§ Request: Count the lines that hold the string "title". Reply with the number alone.

— Start Supplied records —

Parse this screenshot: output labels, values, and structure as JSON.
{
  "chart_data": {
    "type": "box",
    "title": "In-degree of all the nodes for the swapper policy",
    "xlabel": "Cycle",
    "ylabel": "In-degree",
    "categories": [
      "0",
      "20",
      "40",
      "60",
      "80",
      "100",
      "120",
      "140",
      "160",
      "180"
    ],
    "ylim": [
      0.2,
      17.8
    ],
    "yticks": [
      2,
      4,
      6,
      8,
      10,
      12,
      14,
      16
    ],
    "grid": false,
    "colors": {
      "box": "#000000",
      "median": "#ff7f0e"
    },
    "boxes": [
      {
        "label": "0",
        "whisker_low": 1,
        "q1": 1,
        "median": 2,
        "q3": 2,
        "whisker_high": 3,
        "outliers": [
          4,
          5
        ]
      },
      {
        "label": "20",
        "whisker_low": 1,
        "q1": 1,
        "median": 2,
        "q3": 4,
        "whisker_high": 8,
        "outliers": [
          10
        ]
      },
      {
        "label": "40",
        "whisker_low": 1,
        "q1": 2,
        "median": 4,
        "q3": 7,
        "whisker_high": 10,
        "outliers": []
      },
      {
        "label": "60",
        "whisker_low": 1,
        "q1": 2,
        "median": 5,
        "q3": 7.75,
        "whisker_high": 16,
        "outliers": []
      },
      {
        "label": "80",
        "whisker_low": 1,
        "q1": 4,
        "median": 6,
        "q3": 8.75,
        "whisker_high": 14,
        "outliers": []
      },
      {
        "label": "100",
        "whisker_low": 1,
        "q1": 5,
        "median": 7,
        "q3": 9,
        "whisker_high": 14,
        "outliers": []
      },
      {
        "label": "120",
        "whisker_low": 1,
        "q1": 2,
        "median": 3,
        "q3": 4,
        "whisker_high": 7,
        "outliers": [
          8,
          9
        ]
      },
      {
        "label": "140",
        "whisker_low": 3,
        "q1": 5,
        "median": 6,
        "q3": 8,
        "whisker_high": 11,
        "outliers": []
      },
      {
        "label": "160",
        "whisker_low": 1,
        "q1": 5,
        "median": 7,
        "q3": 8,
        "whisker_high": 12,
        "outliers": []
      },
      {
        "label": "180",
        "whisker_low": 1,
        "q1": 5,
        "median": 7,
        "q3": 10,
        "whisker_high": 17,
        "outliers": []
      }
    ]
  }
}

— End Supplied records —
— Start Supplied records —

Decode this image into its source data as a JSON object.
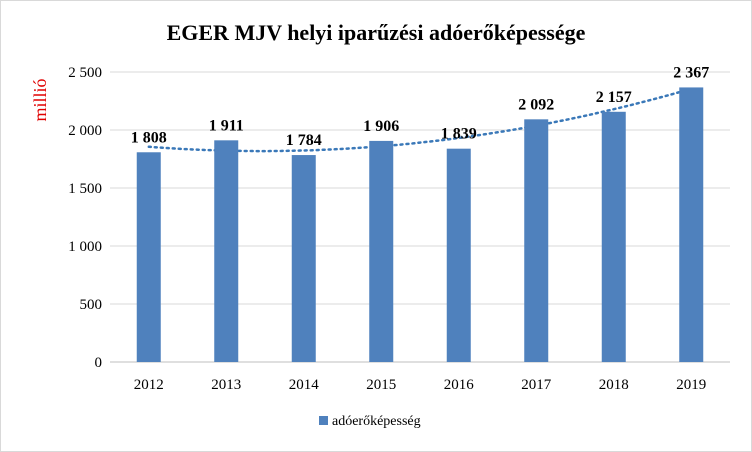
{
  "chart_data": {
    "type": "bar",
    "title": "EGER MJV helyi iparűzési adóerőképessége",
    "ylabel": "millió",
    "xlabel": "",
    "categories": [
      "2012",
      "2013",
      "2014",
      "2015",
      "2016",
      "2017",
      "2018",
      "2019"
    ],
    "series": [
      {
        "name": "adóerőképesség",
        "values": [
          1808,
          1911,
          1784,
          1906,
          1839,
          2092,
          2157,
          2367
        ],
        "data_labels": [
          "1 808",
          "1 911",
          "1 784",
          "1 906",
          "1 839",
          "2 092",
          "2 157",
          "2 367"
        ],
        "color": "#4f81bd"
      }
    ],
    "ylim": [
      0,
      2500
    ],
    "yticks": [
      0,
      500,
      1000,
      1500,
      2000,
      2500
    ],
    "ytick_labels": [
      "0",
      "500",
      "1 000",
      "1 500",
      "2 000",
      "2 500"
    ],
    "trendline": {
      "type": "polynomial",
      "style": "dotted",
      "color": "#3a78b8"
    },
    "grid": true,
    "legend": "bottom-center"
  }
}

— End Supplied records —

§ Exercise output: 2